_DIRECTION_
Copy the following records word for word.

_GIVEN RECORDS_
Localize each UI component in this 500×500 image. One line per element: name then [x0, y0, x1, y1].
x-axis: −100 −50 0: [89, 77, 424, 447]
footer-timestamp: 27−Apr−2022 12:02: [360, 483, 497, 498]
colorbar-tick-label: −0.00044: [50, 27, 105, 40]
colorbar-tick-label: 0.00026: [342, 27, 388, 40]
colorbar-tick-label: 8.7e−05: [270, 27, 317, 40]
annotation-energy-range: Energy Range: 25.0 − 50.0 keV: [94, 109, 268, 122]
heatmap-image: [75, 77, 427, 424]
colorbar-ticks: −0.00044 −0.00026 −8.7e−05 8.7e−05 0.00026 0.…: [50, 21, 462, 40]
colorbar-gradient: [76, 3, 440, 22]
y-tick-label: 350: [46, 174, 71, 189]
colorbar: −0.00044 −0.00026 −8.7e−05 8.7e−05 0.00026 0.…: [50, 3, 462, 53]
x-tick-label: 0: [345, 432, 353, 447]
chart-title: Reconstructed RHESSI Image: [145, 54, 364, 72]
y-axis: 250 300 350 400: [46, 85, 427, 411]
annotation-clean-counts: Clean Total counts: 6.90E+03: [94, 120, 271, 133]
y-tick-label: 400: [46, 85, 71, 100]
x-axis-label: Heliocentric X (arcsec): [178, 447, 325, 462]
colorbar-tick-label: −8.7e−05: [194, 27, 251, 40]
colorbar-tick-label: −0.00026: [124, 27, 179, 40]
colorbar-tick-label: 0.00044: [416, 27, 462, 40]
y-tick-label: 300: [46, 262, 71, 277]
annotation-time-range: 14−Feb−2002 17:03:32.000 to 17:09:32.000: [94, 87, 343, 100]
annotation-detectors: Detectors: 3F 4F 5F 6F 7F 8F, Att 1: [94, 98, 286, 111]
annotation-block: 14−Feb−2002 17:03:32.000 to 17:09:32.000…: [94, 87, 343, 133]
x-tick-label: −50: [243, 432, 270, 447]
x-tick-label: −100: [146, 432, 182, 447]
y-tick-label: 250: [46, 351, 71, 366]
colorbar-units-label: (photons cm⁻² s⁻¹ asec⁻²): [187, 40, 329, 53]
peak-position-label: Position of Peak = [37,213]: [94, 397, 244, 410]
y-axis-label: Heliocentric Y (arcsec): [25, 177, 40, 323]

_COMPLETE ANSWER_
Localize each UI component in this 500×500 image. One line per element: name then [x0, y0, x1, y1].
x-axis: −100 −50 0: [89, 77, 424, 447]
footer-timestamp: 27−Apr−2022 12:02: [360, 483, 497, 498]
colorbar-tick-label: −0.00044: [50, 27, 105, 40]
colorbar-tick-label: 0.00026: [342, 27, 388, 40]
colorbar-tick-label: 8.7e−05: [270, 27, 317, 40]
annotation-energy-range: Energy Range: 25.0 − 50.0 keV: [94, 109, 268, 122]
heatmap-image: [75, 77, 427, 424]
colorbar-ticks: −0.00044 −0.00026 −8.7e−05 8.7e−05 0.00026 0.…: [50, 21, 462, 40]
colorbar-gradient: [76, 3, 440, 22]
y-tick-label: 350: [46, 174, 71, 189]
colorbar: −0.00044 −0.00026 −8.7e−05 8.7e−05 0.00026 0.…: [50, 3, 462, 53]
x-tick-label: 0: [345, 432, 353, 447]
chart-title: Reconstructed RHESSI Image: [145, 54, 364, 72]
y-axis: 250 300 350 400: [46, 85, 427, 411]
annotation-clean-counts: Clean Total counts: 6.90E+03: [94, 120, 271, 133]
y-tick-label: 400: [46, 85, 71, 100]
x-axis-label: Heliocentric X (arcsec): [178, 447, 325, 462]
colorbar-tick-label: −8.7e−05: [194, 27, 251, 40]
colorbar-tick-label: −0.00026: [124, 27, 179, 40]
colorbar-tick-label: 0.00044: [416, 27, 462, 40]
y-tick-label: 300: [46, 262, 71, 277]
annotation-time-range: 14−Feb−2002 17:03:32.000 to 17:09:32.000: [94, 87, 343, 100]
annotation-detectors: Detectors: 3F 4F 5F 6F 7F 8F, Att 1: [94, 98, 286, 111]
annotation-block: 14−Feb−2002 17:03:32.000 to 17:09:32.000…: [94, 87, 343, 133]
x-tick-label: −50: [243, 432, 270, 447]
x-tick-label: −100: [146, 432, 182, 447]
y-tick-label: 250: [46, 351, 71, 366]
colorbar-units-label: (photons cm⁻² s⁻¹ asec⁻²): [187, 40, 329, 53]
peak-position-label: Position of Peak = [37,213]: [94, 397, 244, 410]
y-axis-label: Heliocentric Y (arcsec): [25, 177, 40, 323]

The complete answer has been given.